> _Requirements_: In the forum thread about an azureus egg clutch, how soon does rick s say signs of development should appear?

> _Text segment_:
────────────────────
# Azureus clutch.... Need help!



## shaungilhousen (Nov 30, 2014)

New to posting but not to the board... Today my azureus blessed me with my first egg clutch. And now not sure exactly what to do... She laid them on a piece of shale in the back of my tank... Do I remove the piece of shale or do I attempt to remove the eggs from shake? Also what is the best way to take care of the clutch out of the tank?? I've read that most first clutches don't always produce... Here is a pic of the clutch and my tank... Any help would be appreciated!!










Sent from my iPhone using Tapatalk


----------



## rick s (Mar 14, 2007)

First off great looking tank! 2 ways you can do this if you want to raise the young.

1. Leave them in the tank and if eggs turn out good then the parent will more than likely take them over to the "pond" on their backs. 

2. Take the piece of shale out and put inside of a "rubbermaid" container and fill with water up to half way on the eggs. Keep at this level for about 2 weeks until they are free moving then move to individual containers such as deli cups. I wouldn't disturb the eggs to much by trying to remove them from the shale but I know others have had no problems doing this.

You should see some signs of development in about 4-5 days. 

There are obviously tons of info on this board on both egg care and raising tadpoles. 

Good Luck


----------



## shaungilhousen (Nov 30, 2014)

Thank you for your info!!!


Sent from my iPhone using Tapatalk


----------



## greenthumbs (Nov 6, 2015)

The eggs will take about two weeks to hatch. If you let the parents carry the tadpoles to the water, I would recommend pulling the tadpoles out of there and raising them separately in cups.


----------



## rick s (Mar 14, 2007)

What did you end up doing with your clutch of azurues?


----------



## shaungilhousen (Nov 30, 2014)

I ended up pulling the eggs and piece of shale out and put it in a small Tupperware container... I'm not sure if they will pan out or not







. I know it's hard to see them though


Sent from my iPhone using Tapatalk


----------



## rick s (Mar 14, 2007)

To me the eggs don't look good, azureus eggs usually stay black until they turn into tadpoles in my experience but give it a few more days. 

What type of water did you use to keep them hydrated? I use aged tap water with no problems.
────────────────────
> _Given data_:
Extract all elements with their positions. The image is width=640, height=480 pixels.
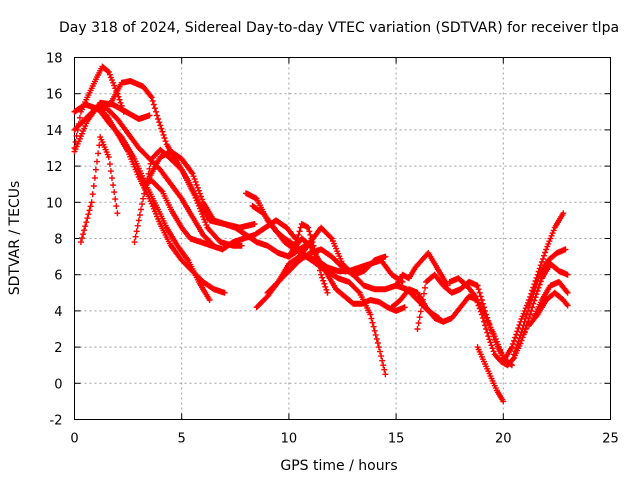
point-marks	[140, 177, 299, 253]
y-tick-label: 8	[54, 233, 62, 248]
data-points	[71, 63, 571, 405]
series-track-23	[511, 246, 569, 358]
x-axis-label: GPS time / hours	[280, 458, 397, 474]
y-tick-label: 14	[46, 124, 63, 139]
point-marks	[290, 235, 408, 314]
x-tick-label: 0	[70, 432, 78, 447]
point-marks	[71, 101, 228, 296]
y-tick-label: 0	[54, 377, 62, 392]
grid-lines	[74, 57, 611, 420]
x-tick-label: 10	[281, 432, 298, 447]
series-track-26	[530, 278, 571, 322]
y-tick-label: 2	[54, 341, 62, 356]
x-tick-label: 5	[178, 432, 186, 447]
y-tick-label: 12	[46, 160, 63, 175]
series-track-5	[77, 134, 121, 246]
axis-ticks	[74, 57, 611, 420]
chart-title: Day 318 of 2024, Sidereal Day-to-day VTE…	[59, 20, 619, 36]
point-marks	[530, 278, 571, 322]
y-axis-label: SDTVAR / TECUs	[7, 181, 23, 296]
point-marks	[77, 134, 121, 246]
point-marks	[393, 250, 451, 289]
y-tick-labels: -2 0 2 4 6 8 10 12 14 16 18	[46, 52, 63, 429]
series-track-24	[521, 260, 571, 336]
series-track-9	[140, 177, 299, 253]
y-tick-label: 4	[54, 305, 62, 320]
series-track-17	[393, 250, 451, 289]
series-track-16	[290, 235, 408, 314]
y-tick-label: 16	[46, 88, 63, 103]
series-track-14	[264, 246, 442, 322]
series-track-4	[71, 101, 228, 296]
x-tick-label: 25	[602, 432, 619, 447]
point-marks	[474, 344, 507, 405]
point-marks	[95, 105, 213, 303]
x-tick-label: 15	[388, 432, 405, 447]
point-marks	[521, 260, 571, 336]
y-tick-label: 18	[46, 52, 63, 67]
point-marks	[264, 246, 442, 322]
y-tick-label: 6	[54, 269, 62, 284]
x-tick-labels: 0 5 10 15 20 25	[70, 432, 618, 447]
series-track-21	[474, 344, 507, 405]
y-tick-label: -2	[50, 414, 63, 429]
y-tick-label: 10	[46, 196, 63, 211]
series-track-6	[95, 105, 213, 303]
point-marks	[511, 246, 569, 358]
x-tick-label: 20	[495, 432, 512, 447]
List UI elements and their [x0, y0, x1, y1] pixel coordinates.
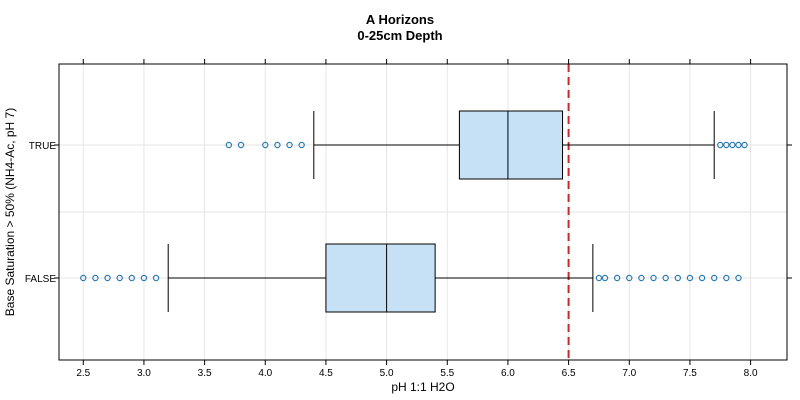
outlier-point [601, 274, 609, 282]
outlier-point [717, 141, 724, 149]
y-tick-label: FALSE [25, 274, 56, 285]
outlier-point [92, 274, 99, 282]
x-tick-label: 8.0 [744, 368, 758, 379]
outlier-point [140, 274, 148, 282]
outlier-point [152, 274, 160, 282]
outlier-point [237, 141, 245, 149]
x-tick-label: 4.5 [319, 368, 333, 379]
chart-subtitle: 0-25cm Depth [357, 28, 442, 43]
outlier-point [741, 141, 748, 149]
outlier-point [698, 274, 706, 282]
outlier-point [723, 141, 730, 149]
outlier-point [686, 274, 694, 282]
x-tick-label: 5.0 [380, 368, 394, 379]
box-group-false [80, 243, 742, 313]
chart-title: A Horizons [366, 12, 434, 27]
outlier-point [595, 274, 603, 282]
y-axis-label: Base Saturation > 50% (NH4-Ac, pH 7) [3, 108, 17, 316]
outlier-point [225, 141, 233, 149]
box [325, 243, 436, 313]
outlier-point [723, 274, 730, 282]
box [458, 110, 564, 180]
x-tick-label: 3.0 [137, 368, 151, 379]
x-tick-label: 3.5 [198, 368, 212, 379]
plot-frame [58, 63, 788, 361]
outlier-point [262, 141, 269, 149]
outlier-point [274, 141, 281, 149]
y-tick-label: TRUE [29, 141, 57, 152]
outlier-point [650, 274, 657, 282]
x-tick-label: 6.0 [501, 368, 515, 379]
axes-group: 2.5 3.0 3.5 4.0 4.5 5.0 5.5 6.0 6.5 7.0 7.5 8.0 TRUE… [25, 59, 792, 379]
x-tick-label: 2.5 [76, 368, 90, 379]
x-tick-label: 6.5 [562, 368, 576, 379]
x-tick-label: 7.0 [622, 368, 636, 379]
outlier-point [674, 274, 682, 282]
outlier-point [116, 274, 123, 282]
outlier-point [286, 141, 293, 149]
outlier-point [638, 274, 645, 282]
x-tick-label: 4.0 [258, 368, 272, 379]
outlier-point [613, 274, 621, 282]
x-tick-label: 7.5 [683, 368, 697, 379]
grid-lines [59, 64, 787, 360]
outlier-point [298, 141, 305, 149]
box-group-true [225, 110, 748, 180]
outlier-point [729, 141, 736, 149]
outlier-point [80, 274, 87, 282]
x-tick-label: 5.5 [440, 368, 454, 379]
outlier-point [735, 274, 742, 282]
outlier-point [626, 274, 633, 282]
outlier-point [662, 274, 669, 282]
outlier-point [104, 274, 111, 282]
outlier-point [735, 141, 742, 149]
x-axis-label: pH 1:1 H2O [391, 380, 454, 394]
outlier-point [128, 274, 135, 282]
boxes-group [80, 110, 748, 313]
outlier-point [711, 274, 718, 282]
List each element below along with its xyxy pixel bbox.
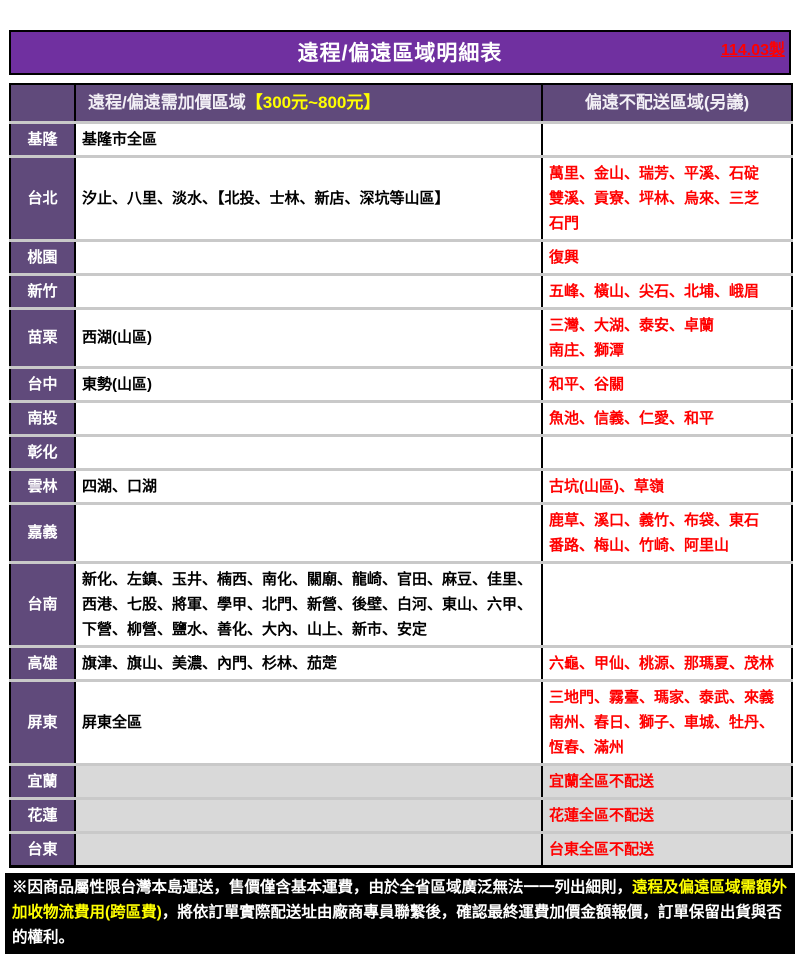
table-row: 彰化 (9, 433, 793, 471)
table-row: 嘉義 鹿草、溪口、義竹、布袋、東石 番路、梅山、竹崎、阿里山 (9, 501, 793, 564)
table-body: 基隆 基隆市全區 台北 汐止、八里、淡水、【北投、士林、新店、深坑等山區】 萬里、金山、… (9, 120, 793, 868)
surcharge-column-header: 遠程/偏遠需加價區域【300元~800元】 (74, 83, 543, 123)
no-delivery-cell: 魚池、信義、仁愛、和平 (541, 399, 793, 437)
footer-note: ※因商品屬性限台灣本島運送，售價僅含基本運費，由於全省區域廣泛無法一一列出細則，… (5, 872, 795, 954)
surcharge-cell: 東勢(山區) (74, 365, 543, 403)
surcharge-cell (74, 238, 543, 276)
table-row: 花蓮 花蓮全區不配送 (9, 796, 793, 834)
table-row: 台東 台東全區不配送 (9, 830, 793, 868)
no-delivery-column-header: 偏遠不配送區域(另議) (541, 83, 793, 123)
no-delivery-cell: 三地門、霧臺、瑪家、泰武、來義 南州、春日、獅子、車城、牡丹、 恆春、滿州 (541, 678, 793, 766)
table-row: 台中 東勢(山區) 和平、谷關 (9, 365, 793, 403)
no-delivery-cell: 萬里、金山、瑞芳、平溪、石碇 雙溪、貢寮、坪林、烏來、三芝 石門 (541, 154, 793, 242)
table-row: 苗栗 西湖(山區) 三灣、大湖、泰安、卓蘭 南庄、獅潭 (9, 306, 793, 369)
table-row: 雲林 四湖、口湖 古坑(山區)、草嶺 (9, 467, 793, 505)
no-delivery-cell: 古坑(山區)、草嶺 (541, 467, 793, 505)
no-delivery-cell (541, 433, 793, 471)
region-label: 台北 (9, 154, 76, 242)
region-label: 屏東 (9, 678, 76, 766)
no-delivery-cell (541, 120, 793, 158)
surcharge-cell (74, 762, 543, 800)
surcharge-cell: 基隆市全區 (74, 120, 543, 158)
region-label: 新竹 (9, 272, 76, 310)
region-label: 嘉義 (9, 501, 76, 564)
region-label: 台中 (9, 365, 76, 403)
page-title: 遠程/偏遠區域明細表 (9, 30, 791, 75)
no-delivery-cell: 鹿草、溪口、義竹、布袋、東石 番路、梅山、竹崎、阿里山 (541, 501, 793, 564)
table-row: 高雄 旗津、旗山、美濃、內門、杉林、茄萣 六龜、甲仙、桃源、那瑪夏、茂林 (9, 644, 793, 682)
surcharge-cell: 四湖、口湖 (74, 467, 543, 505)
region-label: 台東 (9, 830, 76, 868)
surcharge-cell: 西湖(山區) (74, 306, 543, 369)
surcharge-cell: 汐止、八里、淡水、【北投、士林、新店、深坑等山區】 (74, 154, 543, 242)
region-label: 基隆 (9, 120, 76, 158)
table-row: 宜蘭 宜蘭全區不配送 (9, 762, 793, 800)
surcharge-cell (74, 501, 543, 564)
no-delivery-cell: 六龜、甲仙、桃源、那瑪夏、茂林 (541, 644, 793, 682)
no-delivery-cell: 宜蘭全區不配送 (541, 762, 793, 800)
edition-label: 114.03製 (720, 42, 785, 59)
no-delivery-cell: 台東全區不配送 (541, 830, 793, 868)
region-label: 桃園 (9, 238, 76, 276)
corner-cell (9, 83, 76, 123)
region-label: 雲林 (9, 467, 76, 505)
table-row: 新竹 五峰、橫山、尖石、北埔、峨眉 (9, 272, 793, 310)
table-row: 屏東 屏東全區 三地門、霧臺、瑪家、泰武、來義 南州、春日、獅子、車城、牡丹、 恆春… (9, 678, 793, 766)
region-label: 彰化 (9, 433, 76, 471)
surcharge-cell: 旗津、旗山、美濃、內門、杉林、茄萣 (74, 644, 543, 682)
region-label: 南投 (9, 399, 76, 437)
region-table: 遠程/偏遠需加價區域【300元~800元】 偏遠不配送區域(另議) 基隆 基隆市全… (9, 83, 793, 868)
surcharge-header-text: 遠程/偏遠需加價區域 (88, 93, 246, 113)
surcharge-price-range: 【300元~800元】 (245, 93, 381, 113)
region-label: 高雄 (9, 644, 76, 682)
surcharge-cell (74, 433, 543, 471)
no-delivery-cell: 和平、谷關 (541, 365, 793, 403)
surcharge-cell: 屏東全區 (74, 678, 543, 766)
table-header-row: 遠程/偏遠需加價區域【300元~800元】 偏遠不配送區域(另議) (9, 83, 793, 123)
table-row: 桃園 復興 (9, 238, 793, 276)
no-delivery-cell: 五峰、橫山、尖石、北埔、峨眉 (541, 272, 793, 310)
table-row: 南投 魚池、信義、仁愛、和平 (9, 399, 793, 437)
no-delivery-cell: 三灣、大湖、泰安、卓蘭 南庄、獅潭 (541, 306, 793, 369)
surcharge-cell: 新化、左鎮、玉井、楠西、南化、關廟、龍崎、官田、麻豆、佳里、西港、七股、將軍、學… (74, 560, 543, 648)
table-row: 台北 汐止、八里、淡水、【北投、士林、新店、深坑等山區】 萬里、金山、瑞芳、平溪、石… (9, 154, 793, 242)
region-label: 宜蘭 (9, 762, 76, 800)
region-label: 台南 (9, 560, 76, 648)
table-row: 台南 新化、左鎮、玉井、楠西、南化、關廟、龍崎、官田、麻豆、佳里、西港、七股、將軍… (9, 560, 793, 648)
surcharge-cell (74, 399, 543, 437)
footer-text-pre: ※因商品屬性限台灣本島運送，售價僅含基本運費，由於全省區域廣泛無法一一列出細則， (12, 878, 633, 896)
no-delivery-cell (541, 560, 793, 648)
region-label: 苗栗 (9, 306, 76, 369)
region-label: 花蓮 (9, 796, 76, 834)
surcharge-cell (74, 796, 543, 834)
surcharge-cell (74, 272, 543, 310)
surcharge-cell (74, 830, 543, 868)
no-delivery-cell: 花蓮全區不配送 (541, 796, 793, 834)
footer-text-highlight: 遠程及偏遠區域需額外加收物流費用(跨區費) (12, 878, 788, 921)
no-delivery-cell: 復興 (541, 238, 793, 276)
table-row: 基隆 基隆市全區 (9, 120, 793, 158)
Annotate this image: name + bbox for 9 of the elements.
────────────────────
> _Response to this exercise_: In about 4–5 days.